■ **Aim**
Identify the lines that include the word "this", then copy all of them.

■ **The records**
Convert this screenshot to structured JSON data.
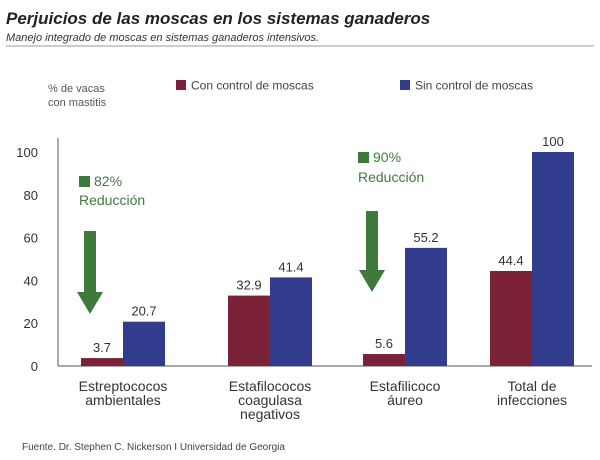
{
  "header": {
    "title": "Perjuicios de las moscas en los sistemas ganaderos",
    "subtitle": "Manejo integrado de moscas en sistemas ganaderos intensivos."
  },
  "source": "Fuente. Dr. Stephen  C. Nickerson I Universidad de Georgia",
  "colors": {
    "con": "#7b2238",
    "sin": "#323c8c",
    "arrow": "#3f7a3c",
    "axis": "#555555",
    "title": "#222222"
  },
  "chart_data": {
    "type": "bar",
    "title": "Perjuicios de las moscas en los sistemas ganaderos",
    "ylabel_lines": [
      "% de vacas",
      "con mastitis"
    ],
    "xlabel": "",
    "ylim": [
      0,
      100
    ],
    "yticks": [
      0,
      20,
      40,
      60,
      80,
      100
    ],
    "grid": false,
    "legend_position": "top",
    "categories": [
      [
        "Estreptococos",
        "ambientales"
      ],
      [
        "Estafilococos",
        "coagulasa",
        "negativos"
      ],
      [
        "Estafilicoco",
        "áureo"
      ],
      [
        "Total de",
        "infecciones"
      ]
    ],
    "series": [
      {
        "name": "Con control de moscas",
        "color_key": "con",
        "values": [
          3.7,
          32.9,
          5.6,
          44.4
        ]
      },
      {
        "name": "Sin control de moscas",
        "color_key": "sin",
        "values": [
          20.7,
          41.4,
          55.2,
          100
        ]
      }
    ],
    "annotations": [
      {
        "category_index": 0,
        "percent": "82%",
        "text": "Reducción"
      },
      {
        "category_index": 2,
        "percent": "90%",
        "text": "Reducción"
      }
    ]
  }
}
* * *
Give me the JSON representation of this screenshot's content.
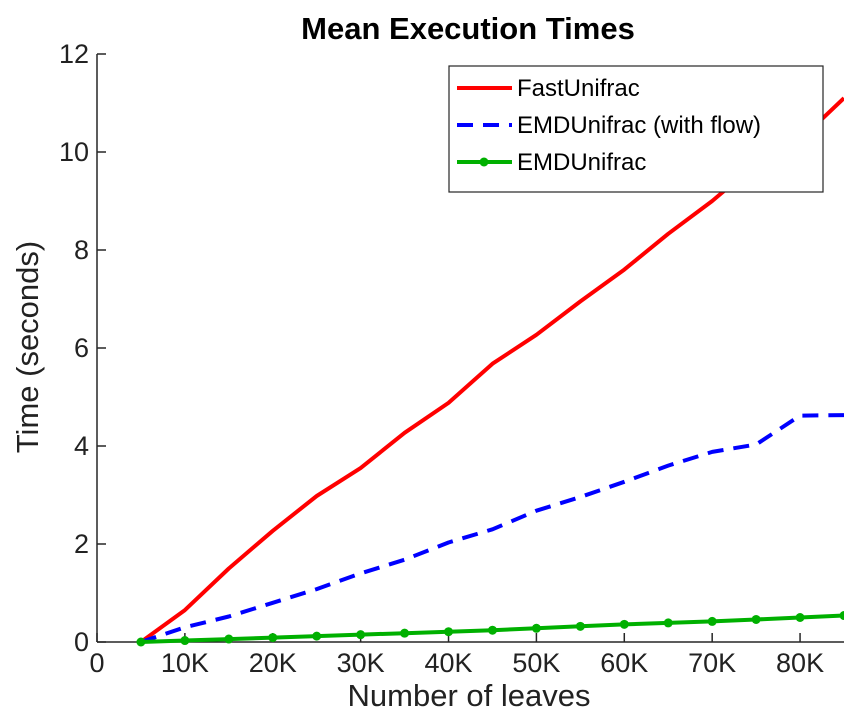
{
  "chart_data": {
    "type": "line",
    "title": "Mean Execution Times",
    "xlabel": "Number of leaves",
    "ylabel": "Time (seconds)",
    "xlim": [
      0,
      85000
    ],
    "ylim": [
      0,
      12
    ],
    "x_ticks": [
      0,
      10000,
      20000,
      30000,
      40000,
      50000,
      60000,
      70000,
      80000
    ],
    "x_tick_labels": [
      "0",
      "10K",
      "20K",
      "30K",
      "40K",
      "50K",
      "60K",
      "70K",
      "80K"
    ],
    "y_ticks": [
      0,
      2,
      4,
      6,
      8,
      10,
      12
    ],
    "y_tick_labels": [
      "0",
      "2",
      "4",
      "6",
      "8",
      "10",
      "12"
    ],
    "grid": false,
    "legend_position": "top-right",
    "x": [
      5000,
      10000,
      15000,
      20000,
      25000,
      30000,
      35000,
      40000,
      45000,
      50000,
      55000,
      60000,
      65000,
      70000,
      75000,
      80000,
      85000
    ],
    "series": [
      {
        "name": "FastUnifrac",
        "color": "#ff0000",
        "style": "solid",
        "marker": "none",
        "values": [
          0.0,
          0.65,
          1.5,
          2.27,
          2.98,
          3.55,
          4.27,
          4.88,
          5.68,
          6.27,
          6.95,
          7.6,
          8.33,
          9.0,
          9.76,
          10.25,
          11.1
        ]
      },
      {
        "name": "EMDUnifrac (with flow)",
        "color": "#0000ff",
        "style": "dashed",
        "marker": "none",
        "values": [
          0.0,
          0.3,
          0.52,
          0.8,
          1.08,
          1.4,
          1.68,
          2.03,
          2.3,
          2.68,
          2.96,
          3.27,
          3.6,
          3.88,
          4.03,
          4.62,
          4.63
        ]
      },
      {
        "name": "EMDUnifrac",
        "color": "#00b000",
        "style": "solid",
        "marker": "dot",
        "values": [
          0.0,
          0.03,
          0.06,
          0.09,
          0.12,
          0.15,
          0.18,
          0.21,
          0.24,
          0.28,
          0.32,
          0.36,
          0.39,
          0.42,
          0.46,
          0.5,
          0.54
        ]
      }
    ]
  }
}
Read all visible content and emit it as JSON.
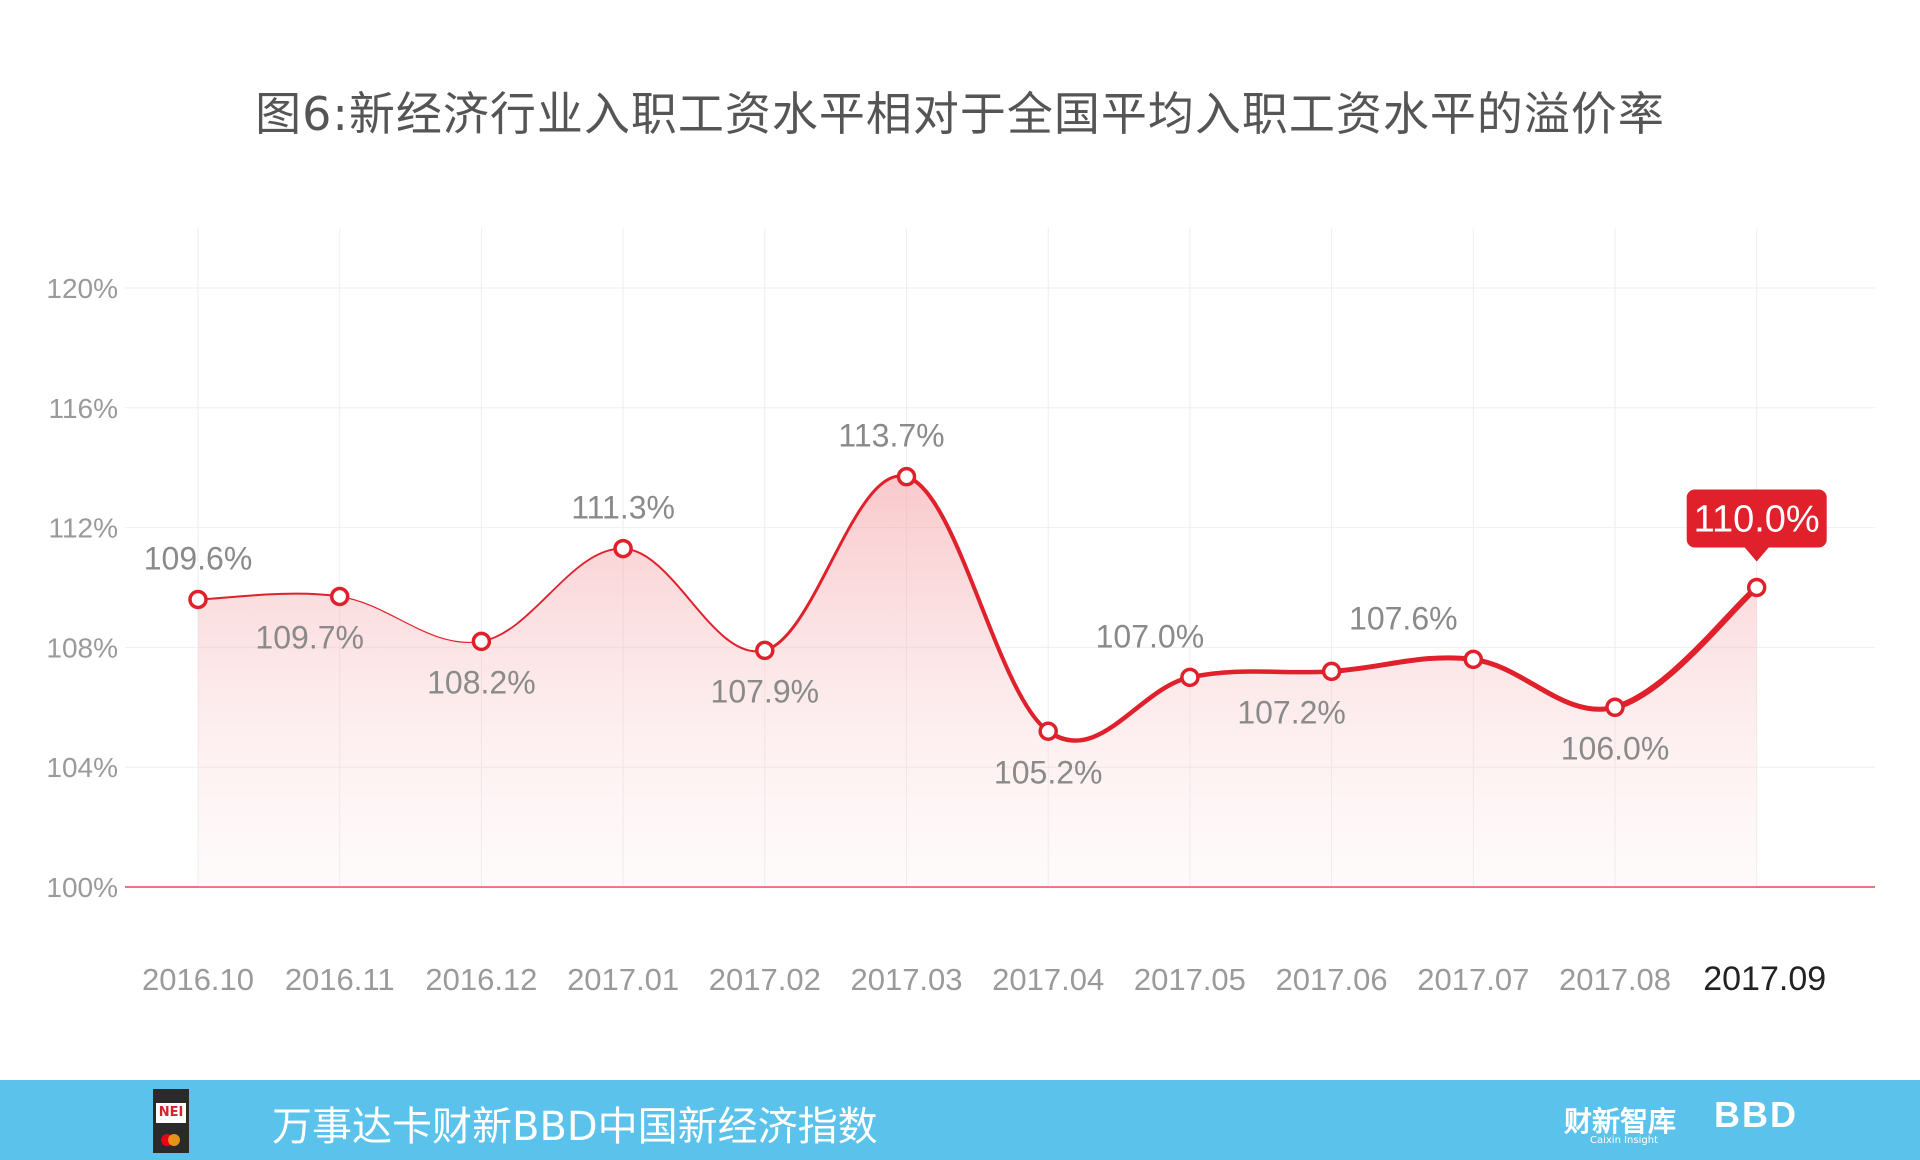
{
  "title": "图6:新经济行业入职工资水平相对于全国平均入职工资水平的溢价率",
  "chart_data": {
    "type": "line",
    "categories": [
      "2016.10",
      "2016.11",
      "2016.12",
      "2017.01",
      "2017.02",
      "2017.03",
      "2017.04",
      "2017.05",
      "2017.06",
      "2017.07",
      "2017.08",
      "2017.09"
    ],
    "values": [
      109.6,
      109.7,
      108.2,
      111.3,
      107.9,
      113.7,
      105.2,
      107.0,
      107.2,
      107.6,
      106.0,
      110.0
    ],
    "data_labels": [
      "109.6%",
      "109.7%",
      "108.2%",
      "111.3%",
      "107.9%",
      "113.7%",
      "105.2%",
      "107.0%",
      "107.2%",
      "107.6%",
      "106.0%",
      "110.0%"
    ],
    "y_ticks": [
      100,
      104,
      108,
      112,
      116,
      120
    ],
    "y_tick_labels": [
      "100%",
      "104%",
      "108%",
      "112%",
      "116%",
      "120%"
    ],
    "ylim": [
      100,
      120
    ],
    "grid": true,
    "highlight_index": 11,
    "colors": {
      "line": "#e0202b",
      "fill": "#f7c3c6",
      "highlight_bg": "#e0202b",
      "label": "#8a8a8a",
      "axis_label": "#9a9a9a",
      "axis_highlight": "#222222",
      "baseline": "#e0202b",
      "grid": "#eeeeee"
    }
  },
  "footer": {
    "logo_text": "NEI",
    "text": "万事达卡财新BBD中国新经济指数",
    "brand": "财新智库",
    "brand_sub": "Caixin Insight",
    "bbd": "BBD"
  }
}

■ **Answer**
Convert this screenshot to structured JSON data.
Give me the JSON representation of this screenshot's content.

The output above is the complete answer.